→ Task to carry out: Omit all images. Transcribe the rest of the material below exactly.

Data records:
▶
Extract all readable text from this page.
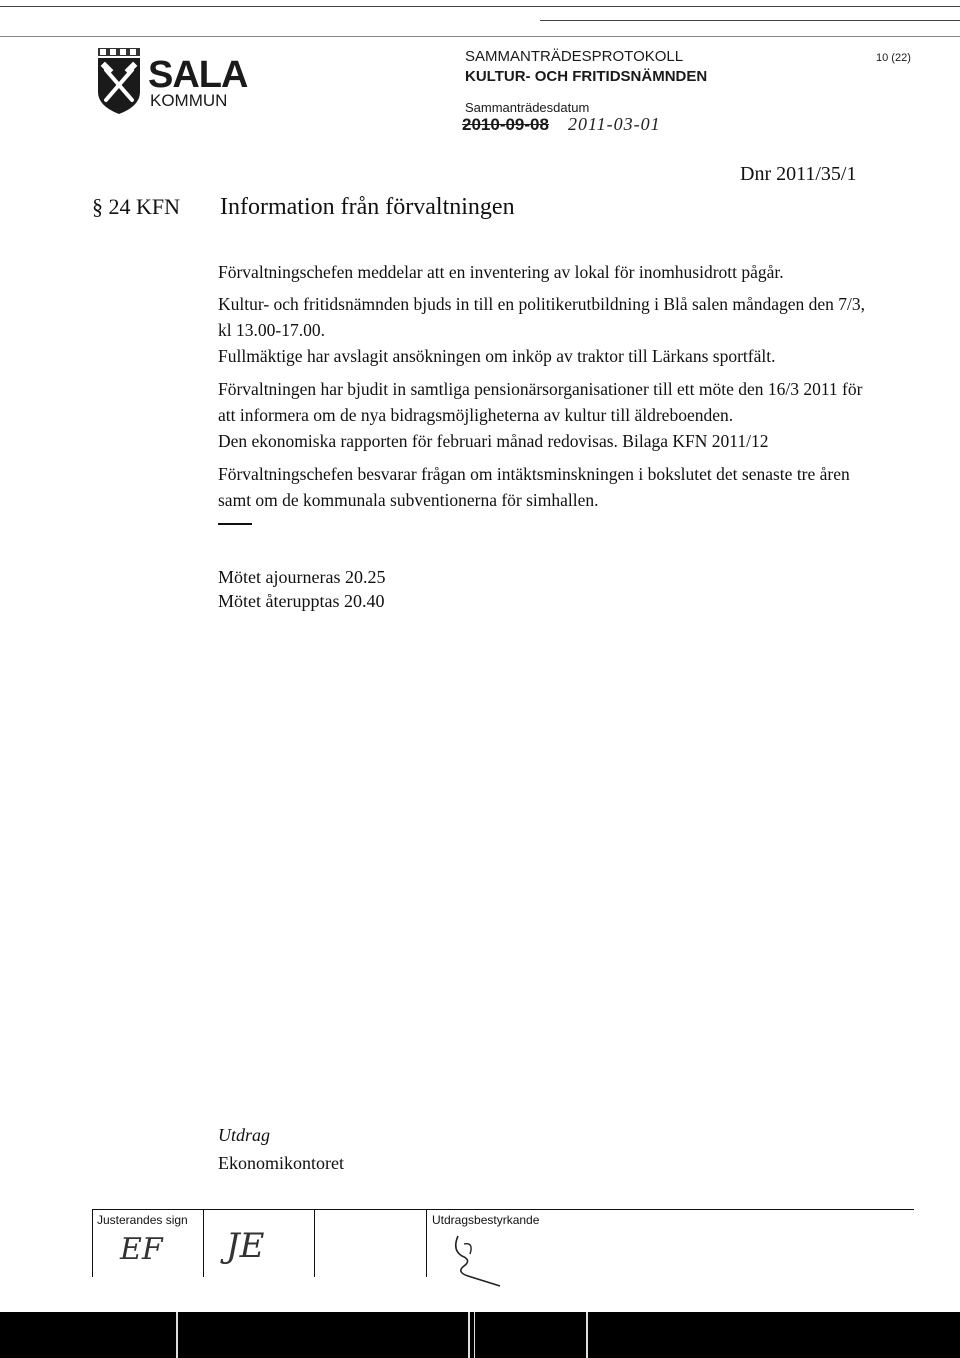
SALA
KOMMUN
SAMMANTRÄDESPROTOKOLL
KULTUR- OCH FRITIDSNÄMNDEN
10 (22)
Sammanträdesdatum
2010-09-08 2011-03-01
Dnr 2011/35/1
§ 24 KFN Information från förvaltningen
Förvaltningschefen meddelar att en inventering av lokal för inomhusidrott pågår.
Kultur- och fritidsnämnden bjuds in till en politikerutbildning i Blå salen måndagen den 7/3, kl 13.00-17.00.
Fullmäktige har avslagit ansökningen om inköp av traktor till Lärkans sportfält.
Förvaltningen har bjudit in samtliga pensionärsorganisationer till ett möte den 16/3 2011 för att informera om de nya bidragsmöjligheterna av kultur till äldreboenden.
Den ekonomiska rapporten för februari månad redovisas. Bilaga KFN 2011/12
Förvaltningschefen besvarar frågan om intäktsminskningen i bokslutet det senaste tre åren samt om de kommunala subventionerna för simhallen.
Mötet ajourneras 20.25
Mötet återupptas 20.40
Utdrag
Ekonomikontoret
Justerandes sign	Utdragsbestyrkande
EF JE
◀
→ Task solution:
Extract all readable text from this page.
SALA
KOMMUN
SAMMANTRÄDESPROTOKOLL
KULTUR- OCH FRITIDSNÄMNDEN
10 (22)
Sammanträdesdatum
2010-09-08 2011-03-01
Dnr 2011/35/1
§ 24 KFN Information från förvaltningen
Förvaltningschefen meddelar att en inventering av lokal för inomhusidrott pågår.
Kultur- och fritidsnämnden bjuds in till en politikerutbildning i Blå salen måndagen den 7/3, kl 13.00-17.00.
Fullmäktige har avslagit ansökningen om inköp av traktor till Lärkans sportfält.
Förvaltningen har bjudit in samtliga pensionärsorganisationer till ett möte den 16/3 2011 för att informera om de nya bidragsmöjligheterna av kultur till äldreboenden.
Den ekonomiska rapporten för februari månad redovisas. Bilaga KFN 2011/12
Förvaltningschefen besvarar frågan om intäktsminskningen i bokslutet det senaste tre åren samt om de kommunala subventionerna för simhallen.
Mötet ajourneras 20.25
Mötet återupptas 20.40
Utdrag
Ekonomikontoret
Justerandes sign	Utdragsbestyrkande
EF JE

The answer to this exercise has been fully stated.